▼▼▼

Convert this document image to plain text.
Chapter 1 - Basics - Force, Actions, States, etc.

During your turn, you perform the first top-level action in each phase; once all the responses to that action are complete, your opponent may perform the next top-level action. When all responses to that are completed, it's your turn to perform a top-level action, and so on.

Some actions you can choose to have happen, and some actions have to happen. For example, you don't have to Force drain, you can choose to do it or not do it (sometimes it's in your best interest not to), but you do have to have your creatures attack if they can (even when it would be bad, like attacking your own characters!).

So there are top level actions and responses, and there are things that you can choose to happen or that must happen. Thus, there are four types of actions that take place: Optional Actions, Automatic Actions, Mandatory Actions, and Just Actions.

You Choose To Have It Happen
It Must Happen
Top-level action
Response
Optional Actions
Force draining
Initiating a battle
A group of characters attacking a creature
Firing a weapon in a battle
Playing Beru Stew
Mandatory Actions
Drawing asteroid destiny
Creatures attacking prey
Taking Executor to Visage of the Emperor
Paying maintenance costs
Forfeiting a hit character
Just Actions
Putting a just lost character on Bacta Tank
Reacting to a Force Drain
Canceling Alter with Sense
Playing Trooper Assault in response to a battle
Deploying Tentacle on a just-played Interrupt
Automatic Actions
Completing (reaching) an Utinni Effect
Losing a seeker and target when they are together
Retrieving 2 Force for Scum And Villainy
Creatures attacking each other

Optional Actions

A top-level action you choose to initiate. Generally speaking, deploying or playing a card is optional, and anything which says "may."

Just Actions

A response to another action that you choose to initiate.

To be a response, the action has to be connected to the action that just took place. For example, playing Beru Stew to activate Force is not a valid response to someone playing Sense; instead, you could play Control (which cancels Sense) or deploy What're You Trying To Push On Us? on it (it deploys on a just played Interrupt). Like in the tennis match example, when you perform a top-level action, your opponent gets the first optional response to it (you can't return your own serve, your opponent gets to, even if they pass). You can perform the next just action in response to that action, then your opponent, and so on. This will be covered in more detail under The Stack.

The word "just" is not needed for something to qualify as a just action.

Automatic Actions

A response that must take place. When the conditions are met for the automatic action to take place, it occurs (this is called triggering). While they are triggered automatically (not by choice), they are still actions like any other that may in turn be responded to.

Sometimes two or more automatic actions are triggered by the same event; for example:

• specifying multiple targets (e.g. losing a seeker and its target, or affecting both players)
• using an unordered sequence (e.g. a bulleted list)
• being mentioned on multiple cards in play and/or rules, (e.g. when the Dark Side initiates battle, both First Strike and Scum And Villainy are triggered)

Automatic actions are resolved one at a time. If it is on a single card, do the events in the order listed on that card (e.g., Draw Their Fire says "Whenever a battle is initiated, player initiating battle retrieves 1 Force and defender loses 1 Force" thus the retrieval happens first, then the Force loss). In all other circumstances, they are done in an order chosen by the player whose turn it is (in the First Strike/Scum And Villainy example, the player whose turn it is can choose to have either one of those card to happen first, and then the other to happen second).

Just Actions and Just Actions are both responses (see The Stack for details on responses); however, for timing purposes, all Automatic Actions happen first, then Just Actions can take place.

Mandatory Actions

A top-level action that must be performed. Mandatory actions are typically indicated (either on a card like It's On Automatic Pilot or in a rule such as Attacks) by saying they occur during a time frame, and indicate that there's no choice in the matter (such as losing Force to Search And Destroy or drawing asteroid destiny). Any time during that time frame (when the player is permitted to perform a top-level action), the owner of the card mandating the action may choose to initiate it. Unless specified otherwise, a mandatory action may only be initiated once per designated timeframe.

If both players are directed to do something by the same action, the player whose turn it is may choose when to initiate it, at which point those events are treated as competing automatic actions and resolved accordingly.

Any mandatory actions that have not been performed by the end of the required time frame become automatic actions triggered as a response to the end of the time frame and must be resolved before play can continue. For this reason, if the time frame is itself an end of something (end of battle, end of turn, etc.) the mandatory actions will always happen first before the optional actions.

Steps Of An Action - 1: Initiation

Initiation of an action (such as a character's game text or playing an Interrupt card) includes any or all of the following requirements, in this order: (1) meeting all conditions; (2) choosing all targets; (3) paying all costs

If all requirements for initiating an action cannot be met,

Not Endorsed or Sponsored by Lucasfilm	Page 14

▲▲▲

AIM OF THE EXERCISE:
Report the number of lines in the entries above that include the word "choice" and add nothing to it.

FULL OUTPUT:
2